▶ _SUPPLIED RECORDS_:
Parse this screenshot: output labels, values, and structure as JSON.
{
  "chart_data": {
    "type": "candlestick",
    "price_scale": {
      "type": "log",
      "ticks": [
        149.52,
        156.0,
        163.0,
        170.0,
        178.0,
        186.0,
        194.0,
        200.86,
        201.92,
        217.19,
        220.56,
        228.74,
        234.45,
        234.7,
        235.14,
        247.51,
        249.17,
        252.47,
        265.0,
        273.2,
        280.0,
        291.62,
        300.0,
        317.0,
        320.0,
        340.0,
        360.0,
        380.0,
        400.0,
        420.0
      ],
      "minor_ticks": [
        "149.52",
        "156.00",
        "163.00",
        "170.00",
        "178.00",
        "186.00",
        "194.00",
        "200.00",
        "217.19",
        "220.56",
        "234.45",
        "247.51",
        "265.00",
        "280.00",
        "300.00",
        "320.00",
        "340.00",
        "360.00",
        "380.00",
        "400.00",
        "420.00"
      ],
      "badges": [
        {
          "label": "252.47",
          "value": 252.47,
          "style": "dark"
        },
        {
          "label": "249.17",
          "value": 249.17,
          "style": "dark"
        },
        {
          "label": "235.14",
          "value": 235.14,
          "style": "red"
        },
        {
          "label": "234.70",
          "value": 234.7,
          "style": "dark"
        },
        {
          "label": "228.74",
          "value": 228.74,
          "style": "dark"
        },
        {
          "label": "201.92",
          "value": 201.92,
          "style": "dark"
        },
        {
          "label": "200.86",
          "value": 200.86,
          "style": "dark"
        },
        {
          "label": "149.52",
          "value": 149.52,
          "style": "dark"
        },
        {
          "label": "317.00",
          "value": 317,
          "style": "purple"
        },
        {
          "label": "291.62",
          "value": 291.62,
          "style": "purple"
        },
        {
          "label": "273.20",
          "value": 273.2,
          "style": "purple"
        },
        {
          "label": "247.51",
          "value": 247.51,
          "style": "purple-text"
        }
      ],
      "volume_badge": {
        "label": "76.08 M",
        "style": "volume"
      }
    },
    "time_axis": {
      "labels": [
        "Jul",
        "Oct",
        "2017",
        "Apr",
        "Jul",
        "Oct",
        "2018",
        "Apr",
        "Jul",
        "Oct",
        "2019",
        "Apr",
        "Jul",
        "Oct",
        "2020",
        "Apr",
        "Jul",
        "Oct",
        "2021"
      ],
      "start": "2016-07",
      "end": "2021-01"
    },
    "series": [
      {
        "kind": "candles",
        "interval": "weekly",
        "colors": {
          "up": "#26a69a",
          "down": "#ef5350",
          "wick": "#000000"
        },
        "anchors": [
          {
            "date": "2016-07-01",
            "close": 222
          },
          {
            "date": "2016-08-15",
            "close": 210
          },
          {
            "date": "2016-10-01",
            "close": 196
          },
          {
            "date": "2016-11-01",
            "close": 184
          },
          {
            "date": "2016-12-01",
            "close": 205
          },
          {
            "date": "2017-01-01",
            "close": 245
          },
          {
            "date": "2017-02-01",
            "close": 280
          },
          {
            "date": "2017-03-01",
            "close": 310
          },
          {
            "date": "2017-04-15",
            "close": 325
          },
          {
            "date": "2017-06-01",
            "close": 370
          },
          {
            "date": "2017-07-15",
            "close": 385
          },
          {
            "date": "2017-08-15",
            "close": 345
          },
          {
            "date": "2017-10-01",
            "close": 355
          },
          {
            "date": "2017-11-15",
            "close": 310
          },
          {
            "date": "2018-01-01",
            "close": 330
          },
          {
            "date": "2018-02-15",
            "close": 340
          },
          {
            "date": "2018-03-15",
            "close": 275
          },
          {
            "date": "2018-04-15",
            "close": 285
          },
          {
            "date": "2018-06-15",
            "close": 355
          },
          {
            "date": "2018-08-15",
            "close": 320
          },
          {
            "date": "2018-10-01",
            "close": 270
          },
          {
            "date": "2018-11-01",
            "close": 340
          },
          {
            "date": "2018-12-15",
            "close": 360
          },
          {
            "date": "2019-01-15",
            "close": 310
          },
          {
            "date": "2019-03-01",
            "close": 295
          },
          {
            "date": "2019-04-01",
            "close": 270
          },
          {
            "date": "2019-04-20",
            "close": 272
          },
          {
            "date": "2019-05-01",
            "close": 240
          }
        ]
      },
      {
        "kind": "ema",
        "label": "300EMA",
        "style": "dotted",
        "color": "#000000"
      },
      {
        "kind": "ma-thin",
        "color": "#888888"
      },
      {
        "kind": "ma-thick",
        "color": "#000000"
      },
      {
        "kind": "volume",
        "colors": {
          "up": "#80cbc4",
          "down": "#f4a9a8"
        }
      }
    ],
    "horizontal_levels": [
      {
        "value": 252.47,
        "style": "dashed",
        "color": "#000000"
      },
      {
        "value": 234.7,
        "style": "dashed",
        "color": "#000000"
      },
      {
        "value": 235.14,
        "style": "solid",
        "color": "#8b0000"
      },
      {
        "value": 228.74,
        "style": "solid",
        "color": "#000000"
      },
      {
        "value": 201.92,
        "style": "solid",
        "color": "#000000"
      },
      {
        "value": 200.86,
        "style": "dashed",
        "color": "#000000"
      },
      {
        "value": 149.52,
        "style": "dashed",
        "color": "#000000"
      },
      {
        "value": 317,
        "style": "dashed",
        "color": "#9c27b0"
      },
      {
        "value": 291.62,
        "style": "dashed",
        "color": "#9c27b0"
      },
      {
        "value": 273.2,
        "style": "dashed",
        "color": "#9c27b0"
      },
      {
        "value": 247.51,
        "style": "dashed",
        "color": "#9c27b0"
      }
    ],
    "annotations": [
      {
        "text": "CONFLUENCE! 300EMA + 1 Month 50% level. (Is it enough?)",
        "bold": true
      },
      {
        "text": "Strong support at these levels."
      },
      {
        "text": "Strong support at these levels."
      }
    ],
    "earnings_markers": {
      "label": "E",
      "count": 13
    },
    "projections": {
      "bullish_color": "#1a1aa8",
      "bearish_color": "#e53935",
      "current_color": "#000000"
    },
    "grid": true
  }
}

▶ _PROBLEM DETAILS_:
Copy the material above back out, exactly as written.

▶ _ANSWER BELOW_:
Parse this screenshot: output labels, values, and structure as JSON.
{
  "chart_data": {
    "type": "candlestick",
    "price_scale": {
      "type": "log",
      "ticks": [
        149.52,
        156.0,
        163.0,
        170.0,
        178.0,
        186.0,
        194.0,
        200.86,
        201.92,
        217.19,
        220.56,
        228.74,
        234.45,
        234.7,
        235.14,
        247.51,
        249.17,
        252.47,
        265.0,
        273.2,
        280.0,
        291.62,
        300.0,
        317.0,
        320.0,
        340.0,
        360.0,
        380.0,
        400.0,
        420.0
      ],
      "minor_ticks": [
        "149.52",
        "156.00",
        "163.00",
        "170.00",
        "178.00",
        "186.00",
        "194.00",
        "200.00",
        "217.19",
        "220.56",
        "234.45",
        "247.51",
        "265.00",
        "280.00",
        "300.00",
        "320.00",
        "340.00",
        "360.00",
        "380.00",
        "400.00",
        "420.00"
      ],
      "badges": [
        {
          "label": "252.47",
          "value": 252.47,
          "style": "dark"
        },
        {
          "label": "249.17",
          "value": 249.17,
          "style": "dark"
        },
        {
          "label": "235.14",
          "value": 235.14,
          "style": "red"
        },
        {
          "label": "234.70",
          "value": 234.7,
          "style": "dark"
        },
        {
          "label": "228.74",
          "value": 228.74,
          "style": "dark"
        },
        {
          "label": "201.92",
          "value": 201.92,
          "style": "dark"
        },
        {
          "label": "200.86",
          "value": 200.86,
          "style": "dark"
        },
        {
          "label": "149.52",
          "value": 149.52,
          "style": "dark"
        },
        {
          "label": "317.00",
          "value": 317,
          "style": "purple"
        },
        {
          "label": "291.62",
          "value": 291.62,
          "style": "purple"
        },
        {
          "label": "273.20",
          "value": 273.2,
          "style": "purple"
        },
        {
          "label": "247.51",
          "value": 247.51,
          "style": "purple-text"
        }
      ],
      "volume_badge": {
        "label": "76.08 M",
        "style": "volume"
      }
    },
    "time_axis": {
      "labels": [
        "Jul",
        "Oct",
        "2017",
        "Apr",
        "Jul",
        "Oct",
        "2018",
        "Apr",
        "Jul",
        "Oct",
        "2019",
        "Apr",
        "Jul",
        "Oct",
        "2020",
        "Apr",
        "Jul",
        "Oct",
        "2021"
      ],
      "start": "2016-07",
      "end": "2021-01"
    },
    "series": [
      {
        "kind": "candles",
        "interval": "weekly",
        "colors": {
          "up": "#26a69a",
          "down": "#ef5350",
          "wick": "#000000"
        },
        "anchors": [
          {
            "date": "2016-07-01",
            "close": 222
          },
          {
            "date": "2016-08-15",
            "close": 210
          },
          {
            "date": "2016-10-01",
            "close": 196
          },
          {
            "date": "2016-11-01",
            "close": 184
          },
          {
            "date": "2016-12-01",
            "close": 205
          },
          {
            "date": "2017-01-01",
            "close": 245
          },
          {
            "date": "2017-02-01",
            "close": 280
          },
          {
            "date": "2017-03-01",
            "close": 310
          },
          {
            "date": "2017-04-15",
            "close": 325
          },
          {
            "date": "2017-06-01",
            "close": 370
          },
          {
            "date": "2017-07-15",
            "close": 385
          },
          {
            "date": "2017-08-15",
            "close": 345
          },
          {
            "date": "2017-10-01",
            "close": 355
          },
          {
            "date": "2017-11-15",
            "close": 310
          },
          {
            "date": "2018-01-01",
            "close": 330
          },
          {
            "date": "2018-02-15",
            "close": 340
          },
          {
            "date": "2018-03-15",
            "close": 275
          },
          {
            "date": "2018-04-15",
            "close": 285
          },
          {
            "date": "2018-06-15",
            "close": 355
          },
          {
            "date": "2018-08-15",
            "close": 320
          },
          {
            "date": "2018-10-01",
            "close": 270
          },
          {
            "date": "2018-11-01",
            "close": 340
          },
          {
            "date": "2018-12-15",
            "close": 360
          },
          {
            "date": "2019-01-15",
            "close": 310
          },
          {
            "date": "2019-03-01",
            "close": 295
          },
          {
            "date": "2019-04-01",
            "close": 270
          },
          {
            "date": "2019-04-20",
            "close": 272
          },
          {
            "date": "2019-05-01",
            "close": 240
          }
        ]
      },
      {
        "kind": "ema",
        "label": "300EMA",
        "style": "dotted",
        "color": "#000000"
      },
      {
        "kind": "ma-thin",
        "color": "#888888"
      },
      {
        "kind": "ma-thick",
        "color": "#000000"
      },
      {
        "kind": "volume",
        "colors": {
          "up": "#80cbc4",
          "down": "#f4a9a8"
        }
      }
    ],
    "horizontal_levels": [
      {
        "value": 252.47,
        "style": "dashed",
        "color": "#000000"
      },
      {
        "value": 234.7,
        "style": "dashed",
        "color": "#000000"
      },
      {
        "value": 235.14,
        "style": "solid",
        "color": "#8b0000"
      },
      {
        "value": 228.74,
        "style": "solid",
        "color": "#000000"
      },
      {
        "value": 201.92,
        "style": "solid",
        "color": "#000000"
      },
      {
        "value": 200.86,
        "style": "dashed",
        "color": "#000000"
      },
      {
        "value": 149.52,
        "style": "dashed",
        "color": "#000000"
      },
      {
        "value": 317,
        "style": "dashed",
        "color": "#9c27b0"
      },
      {
        "value": 291.62,
        "style": "dashed",
        "color": "#9c27b0"
      },
      {
        "value": 273.2,
        "style": "dashed",
        "color": "#9c27b0"
      },
      {
        "value": 247.51,
        "style": "dashed",
        "color": "#9c27b0"
      }
    ],
    "annotations": [
      {
        "text": "CONFLUENCE! 300EMA + 1 Month 50% level. (Is it enough?)",
        "bold": true
      },
      {
        "text": "Strong support at these levels."
      },
      {
        "text": "Strong support at these levels."
      }
    ],
    "earnings_markers": {
      "label": "E",
      "count": 13
    },
    "projections": {
      "bullish_color": "#1a1aa8",
      "bearish_color": "#e53935",
      "current_color": "#000000"
    },
    "grid": true
  }
}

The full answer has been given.